- [Given data]:

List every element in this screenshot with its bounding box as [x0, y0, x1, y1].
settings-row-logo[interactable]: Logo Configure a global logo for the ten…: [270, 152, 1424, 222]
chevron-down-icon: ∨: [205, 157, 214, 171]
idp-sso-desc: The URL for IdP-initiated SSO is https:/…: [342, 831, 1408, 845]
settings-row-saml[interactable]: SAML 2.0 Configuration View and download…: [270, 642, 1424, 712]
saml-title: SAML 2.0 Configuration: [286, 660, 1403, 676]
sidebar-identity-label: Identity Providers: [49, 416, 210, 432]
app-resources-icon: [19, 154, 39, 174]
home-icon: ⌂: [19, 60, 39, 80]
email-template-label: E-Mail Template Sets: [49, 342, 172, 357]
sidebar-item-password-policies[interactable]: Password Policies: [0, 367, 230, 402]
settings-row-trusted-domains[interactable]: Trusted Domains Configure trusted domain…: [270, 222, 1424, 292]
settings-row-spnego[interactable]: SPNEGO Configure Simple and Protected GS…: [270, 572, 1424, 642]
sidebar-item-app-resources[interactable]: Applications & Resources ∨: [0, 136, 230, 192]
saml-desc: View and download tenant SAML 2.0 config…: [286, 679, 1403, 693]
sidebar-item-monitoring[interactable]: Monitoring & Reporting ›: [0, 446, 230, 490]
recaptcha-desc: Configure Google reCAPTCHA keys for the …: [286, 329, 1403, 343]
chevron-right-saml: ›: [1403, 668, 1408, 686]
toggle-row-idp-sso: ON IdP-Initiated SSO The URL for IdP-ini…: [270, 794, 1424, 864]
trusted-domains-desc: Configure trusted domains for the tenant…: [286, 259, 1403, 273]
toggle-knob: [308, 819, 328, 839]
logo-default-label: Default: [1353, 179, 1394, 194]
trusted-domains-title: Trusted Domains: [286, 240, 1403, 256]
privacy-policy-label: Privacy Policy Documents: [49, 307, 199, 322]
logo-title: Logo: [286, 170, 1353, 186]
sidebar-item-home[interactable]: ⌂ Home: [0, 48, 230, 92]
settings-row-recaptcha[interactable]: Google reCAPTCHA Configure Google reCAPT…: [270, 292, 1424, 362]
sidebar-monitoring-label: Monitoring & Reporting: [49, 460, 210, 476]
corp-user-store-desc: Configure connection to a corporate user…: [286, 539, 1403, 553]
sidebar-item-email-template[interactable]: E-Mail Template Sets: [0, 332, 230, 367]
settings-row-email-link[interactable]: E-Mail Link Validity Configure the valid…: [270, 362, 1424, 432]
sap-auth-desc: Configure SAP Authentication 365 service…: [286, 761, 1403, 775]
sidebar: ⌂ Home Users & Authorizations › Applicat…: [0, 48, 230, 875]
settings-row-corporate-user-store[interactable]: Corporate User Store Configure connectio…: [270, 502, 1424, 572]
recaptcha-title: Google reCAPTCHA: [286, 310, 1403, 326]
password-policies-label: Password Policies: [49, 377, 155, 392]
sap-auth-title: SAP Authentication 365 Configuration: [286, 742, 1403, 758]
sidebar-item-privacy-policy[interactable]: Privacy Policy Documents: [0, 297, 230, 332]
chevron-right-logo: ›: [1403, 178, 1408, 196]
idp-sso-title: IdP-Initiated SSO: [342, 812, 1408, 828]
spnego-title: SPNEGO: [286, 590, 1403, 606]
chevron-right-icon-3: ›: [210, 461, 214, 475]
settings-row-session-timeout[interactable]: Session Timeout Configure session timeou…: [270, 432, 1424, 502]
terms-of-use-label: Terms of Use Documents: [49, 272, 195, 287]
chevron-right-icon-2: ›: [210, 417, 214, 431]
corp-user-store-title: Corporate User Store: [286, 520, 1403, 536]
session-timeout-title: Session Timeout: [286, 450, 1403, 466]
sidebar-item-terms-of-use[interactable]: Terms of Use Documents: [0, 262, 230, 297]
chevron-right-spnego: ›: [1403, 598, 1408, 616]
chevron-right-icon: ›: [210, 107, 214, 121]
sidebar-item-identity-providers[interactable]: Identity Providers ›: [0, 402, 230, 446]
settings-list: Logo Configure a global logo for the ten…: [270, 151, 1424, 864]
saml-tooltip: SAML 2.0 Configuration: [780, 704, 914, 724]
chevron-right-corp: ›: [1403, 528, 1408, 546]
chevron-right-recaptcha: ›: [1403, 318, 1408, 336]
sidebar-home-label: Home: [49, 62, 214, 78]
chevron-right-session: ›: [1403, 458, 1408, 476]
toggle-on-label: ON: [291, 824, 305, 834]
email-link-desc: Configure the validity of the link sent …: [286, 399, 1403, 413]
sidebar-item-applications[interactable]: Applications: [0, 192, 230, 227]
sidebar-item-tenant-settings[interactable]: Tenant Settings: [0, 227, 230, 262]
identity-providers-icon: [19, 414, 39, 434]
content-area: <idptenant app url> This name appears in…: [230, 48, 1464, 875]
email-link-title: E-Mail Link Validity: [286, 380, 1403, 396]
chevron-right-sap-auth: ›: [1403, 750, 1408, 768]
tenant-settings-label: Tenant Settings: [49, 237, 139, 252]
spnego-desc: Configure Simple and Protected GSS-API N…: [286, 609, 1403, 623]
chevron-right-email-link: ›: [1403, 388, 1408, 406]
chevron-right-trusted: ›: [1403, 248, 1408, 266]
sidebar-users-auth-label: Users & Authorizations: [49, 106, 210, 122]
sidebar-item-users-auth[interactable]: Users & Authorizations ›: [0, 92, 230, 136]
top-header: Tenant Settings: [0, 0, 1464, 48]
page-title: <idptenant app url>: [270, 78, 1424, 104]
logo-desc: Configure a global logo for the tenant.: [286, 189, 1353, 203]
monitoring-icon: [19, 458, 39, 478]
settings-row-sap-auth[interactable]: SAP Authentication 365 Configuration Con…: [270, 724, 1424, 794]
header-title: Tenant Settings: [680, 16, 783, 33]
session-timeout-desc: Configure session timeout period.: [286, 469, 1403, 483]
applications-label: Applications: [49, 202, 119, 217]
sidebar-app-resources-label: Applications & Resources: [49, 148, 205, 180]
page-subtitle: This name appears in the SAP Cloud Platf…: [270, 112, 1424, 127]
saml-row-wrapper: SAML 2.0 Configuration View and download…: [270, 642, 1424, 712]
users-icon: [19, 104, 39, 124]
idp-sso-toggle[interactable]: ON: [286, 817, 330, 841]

- [Aim of the exercise]: Can you reproduce the whole listing above line for line, with no changes at all?

- [Result]:
List every element in this screenshot with its bounding box as [x0, y0, x1, y1].
settings-row-logo[interactable]: Logo Configure a global logo for the ten…: [270, 152, 1424, 222]
chevron-down-icon: ∨: [205, 157, 214, 171]
idp-sso-desc: The URL for IdP-initiated SSO is https:/…: [342, 831, 1408, 845]
settings-row-saml[interactable]: SAML 2.0 Configuration View and download…: [270, 642, 1424, 712]
saml-title: SAML 2.0 Configuration: [286, 660, 1403, 676]
sidebar-identity-label: Identity Providers: [49, 416, 210, 432]
app-resources-icon: [19, 154, 39, 174]
home-icon: ⌂: [19, 60, 39, 80]
email-template-label: E-Mail Template Sets: [49, 342, 172, 357]
sidebar-item-password-policies[interactable]: Password Policies: [0, 367, 230, 402]
settings-row-trusted-domains[interactable]: Trusted Domains Configure trusted domain…: [270, 222, 1424, 292]
settings-row-spnego[interactable]: SPNEGO Configure Simple and Protected GS…: [270, 572, 1424, 642]
sidebar-item-app-resources[interactable]: Applications & Resources ∨: [0, 136, 230, 192]
saml-desc: View and download tenant SAML 2.0 config…: [286, 679, 1403, 693]
sidebar-item-monitoring[interactable]: Monitoring & Reporting ›: [0, 446, 230, 490]
recaptcha-desc: Configure Google reCAPTCHA keys for the …: [286, 329, 1403, 343]
chevron-right-saml: ›: [1403, 668, 1408, 686]
toggle-row-idp-sso: ON IdP-Initiated SSO The URL for IdP-ini…: [270, 794, 1424, 864]
trusted-domains-desc: Configure trusted domains for the tenant…: [286, 259, 1403, 273]
toggle-knob: [308, 819, 328, 839]
logo-default-label: Default: [1353, 179, 1394, 194]
trusted-domains-title: Trusted Domains: [286, 240, 1403, 256]
privacy-policy-label: Privacy Policy Documents: [49, 307, 199, 322]
logo-title: Logo: [286, 170, 1353, 186]
sidebar-item-home[interactable]: ⌂ Home: [0, 48, 230, 92]
settings-row-recaptcha[interactable]: Google reCAPTCHA Configure Google reCAPT…: [270, 292, 1424, 362]
sidebar-monitoring-label: Monitoring & Reporting: [49, 460, 210, 476]
corp-user-store-desc: Configure connection to a corporate user…: [286, 539, 1403, 553]
sidebar-item-email-template[interactable]: E-Mail Template Sets: [0, 332, 230, 367]
settings-row-email-link[interactable]: E-Mail Link Validity Configure the valid…: [270, 362, 1424, 432]
sap-auth-desc: Configure SAP Authentication 365 service…: [286, 761, 1403, 775]
sidebar: ⌂ Home Users & Authorizations › Applicat…: [0, 48, 230, 875]
settings-row-corporate-user-store[interactable]: Corporate User Store Configure connectio…: [270, 502, 1424, 572]
recaptcha-title: Google reCAPTCHA: [286, 310, 1403, 326]
password-policies-label: Password Policies: [49, 377, 155, 392]
sap-auth-title: SAP Authentication 365 Configuration: [286, 742, 1403, 758]
sidebar-item-privacy-policy[interactable]: Privacy Policy Documents: [0, 297, 230, 332]
chevron-right-logo: ›: [1403, 178, 1408, 196]
idp-sso-title: IdP-Initiated SSO: [342, 812, 1408, 828]
spnego-title: SPNEGO: [286, 590, 1403, 606]
chevron-right-icon-3: ›: [210, 461, 214, 475]
settings-row-session-timeout[interactable]: Session Timeout Configure session timeou…: [270, 432, 1424, 502]
terms-of-use-label: Terms of Use Documents: [49, 272, 195, 287]
chevron-right-icon-2: ›: [210, 417, 214, 431]
corp-user-store-title: Corporate User Store: [286, 520, 1403, 536]
session-timeout-title: Session Timeout: [286, 450, 1403, 466]
sidebar-item-terms-of-use[interactable]: Terms of Use Documents: [0, 262, 230, 297]
chevron-right-spnego: ›: [1403, 598, 1408, 616]
chevron-right-icon: ›: [210, 107, 214, 121]
sidebar-item-identity-providers[interactable]: Identity Providers ›: [0, 402, 230, 446]
settings-list: Logo Configure a global logo for the ten…: [270, 151, 1424, 864]
saml-tooltip: SAML 2.0 Configuration: [780, 704, 914, 724]
chevron-right-corp: ›: [1403, 528, 1408, 546]
chevron-right-recaptcha: ›: [1403, 318, 1408, 336]
sidebar-home-label: Home: [49, 62, 214, 78]
chevron-right-session: ›: [1403, 458, 1408, 476]
toggle-on-label: ON: [291, 824, 305, 834]
email-link-desc: Configure the validity of the link sent …: [286, 399, 1403, 413]
sidebar-item-applications[interactable]: Applications: [0, 192, 230, 227]
sidebar-item-tenant-settings[interactable]: Tenant Settings: [0, 227, 230, 262]
identity-providers-icon: [19, 414, 39, 434]
content-area: <idptenant app url> This name appears in…: [230, 48, 1464, 875]
email-link-title: E-Mail Link Validity: [286, 380, 1403, 396]
chevron-right-sap-auth: ›: [1403, 750, 1408, 768]
tenant-settings-label: Tenant Settings: [49, 237, 139, 252]
spnego-desc: Configure Simple and Protected GSS-API N…: [286, 609, 1403, 623]
chevron-right-email-link: ›: [1403, 388, 1408, 406]
chevron-right-trusted: ›: [1403, 248, 1408, 266]
sidebar-users-auth-label: Users & Authorizations: [49, 106, 210, 122]
sidebar-item-users-auth[interactable]: Users & Authorizations ›: [0, 92, 230, 136]
top-header: Tenant Settings: [0, 0, 1464, 48]
page-title: <idptenant app url>: [270, 78, 1424, 104]
logo-desc: Configure a global logo for the tenant.: [286, 189, 1353, 203]
monitoring-icon: [19, 458, 39, 478]
settings-row-sap-auth[interactable]: SAP Authentication 365 Configuration Con…: [270, 724, 1424, 794]
header-title: Tenant Settings: [680, 16, 783, 33]
session-timeout-desc: Configure session timeout period.: [286, 469, 1403, 483]
applications-label: Applications: [49, 202, 119, 217]
sidebar-app-resources-label: Applications & Resources: [49, 148, 205, 180]
page-subtitle: This name appears in the SAP Cloud Platf…: [270, 112, 1424, 127]
saml-row-wrapper: SAML 2.0 Configuration View and download…: [270, 642, 1424, 712]
users-icon: [19, 104, 39, 124]
idp-sso-toggle[interactable]: ON: [286, 817, 330, 841]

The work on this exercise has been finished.